**GIVEN EXERCISE**
Select from the data all lines with the word "icon".
--- Start ---
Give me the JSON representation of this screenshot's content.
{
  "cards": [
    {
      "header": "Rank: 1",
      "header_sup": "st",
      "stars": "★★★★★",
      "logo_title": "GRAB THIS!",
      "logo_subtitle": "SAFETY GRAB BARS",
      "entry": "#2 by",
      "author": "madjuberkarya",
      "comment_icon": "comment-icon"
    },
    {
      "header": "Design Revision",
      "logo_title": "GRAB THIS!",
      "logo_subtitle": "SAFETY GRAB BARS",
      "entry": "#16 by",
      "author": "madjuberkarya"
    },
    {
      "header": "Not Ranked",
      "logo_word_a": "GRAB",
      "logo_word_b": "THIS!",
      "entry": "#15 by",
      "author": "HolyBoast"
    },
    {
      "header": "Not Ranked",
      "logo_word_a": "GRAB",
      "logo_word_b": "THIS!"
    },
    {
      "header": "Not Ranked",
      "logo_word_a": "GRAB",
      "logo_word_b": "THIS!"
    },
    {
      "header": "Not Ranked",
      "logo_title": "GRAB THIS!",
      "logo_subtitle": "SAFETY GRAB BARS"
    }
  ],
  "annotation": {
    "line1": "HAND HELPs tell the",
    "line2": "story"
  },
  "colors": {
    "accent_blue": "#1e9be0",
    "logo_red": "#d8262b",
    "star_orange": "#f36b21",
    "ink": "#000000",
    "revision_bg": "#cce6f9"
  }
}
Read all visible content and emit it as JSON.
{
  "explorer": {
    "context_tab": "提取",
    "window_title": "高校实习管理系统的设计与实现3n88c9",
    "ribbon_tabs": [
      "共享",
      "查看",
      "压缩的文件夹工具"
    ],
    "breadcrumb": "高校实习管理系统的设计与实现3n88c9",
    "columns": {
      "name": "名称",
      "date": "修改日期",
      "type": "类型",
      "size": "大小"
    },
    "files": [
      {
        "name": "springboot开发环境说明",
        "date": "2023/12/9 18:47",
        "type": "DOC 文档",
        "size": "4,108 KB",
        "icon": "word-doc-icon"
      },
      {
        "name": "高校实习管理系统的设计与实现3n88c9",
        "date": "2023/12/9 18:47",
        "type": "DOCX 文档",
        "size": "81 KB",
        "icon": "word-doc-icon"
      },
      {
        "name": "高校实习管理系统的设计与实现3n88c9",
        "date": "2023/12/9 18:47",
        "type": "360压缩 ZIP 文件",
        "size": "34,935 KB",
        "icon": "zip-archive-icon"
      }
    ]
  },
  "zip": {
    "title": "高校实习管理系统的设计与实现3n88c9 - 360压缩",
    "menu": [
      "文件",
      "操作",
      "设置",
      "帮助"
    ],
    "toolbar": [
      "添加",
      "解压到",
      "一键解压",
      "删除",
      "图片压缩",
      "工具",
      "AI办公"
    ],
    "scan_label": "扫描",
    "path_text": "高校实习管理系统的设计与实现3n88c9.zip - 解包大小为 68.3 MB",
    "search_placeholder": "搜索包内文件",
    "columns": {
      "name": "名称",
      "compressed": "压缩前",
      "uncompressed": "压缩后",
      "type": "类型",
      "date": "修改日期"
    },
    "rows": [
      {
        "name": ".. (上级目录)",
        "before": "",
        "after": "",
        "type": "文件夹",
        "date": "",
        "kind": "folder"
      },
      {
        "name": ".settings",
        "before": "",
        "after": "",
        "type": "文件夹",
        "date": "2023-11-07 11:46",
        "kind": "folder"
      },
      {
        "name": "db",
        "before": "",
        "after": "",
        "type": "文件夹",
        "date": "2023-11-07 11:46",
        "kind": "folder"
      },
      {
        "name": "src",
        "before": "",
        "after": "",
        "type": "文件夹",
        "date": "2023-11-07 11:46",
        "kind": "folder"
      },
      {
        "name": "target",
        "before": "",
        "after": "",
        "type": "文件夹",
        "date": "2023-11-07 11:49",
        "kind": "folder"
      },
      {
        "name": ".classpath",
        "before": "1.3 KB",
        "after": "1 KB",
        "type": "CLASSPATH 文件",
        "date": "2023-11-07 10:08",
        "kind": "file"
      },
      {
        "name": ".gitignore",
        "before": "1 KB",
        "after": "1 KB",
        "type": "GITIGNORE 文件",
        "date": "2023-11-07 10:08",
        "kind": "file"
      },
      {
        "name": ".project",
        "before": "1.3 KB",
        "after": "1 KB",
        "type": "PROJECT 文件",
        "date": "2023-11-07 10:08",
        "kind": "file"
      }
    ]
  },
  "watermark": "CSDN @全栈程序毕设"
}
--- End ---
**THE COMPLETED TASK**
      "comment_icon": "comment-icon"
        "icon": "word-doc-icon"
        "icon": "word-doc-icon"
        "icon": "zip-archive-icon"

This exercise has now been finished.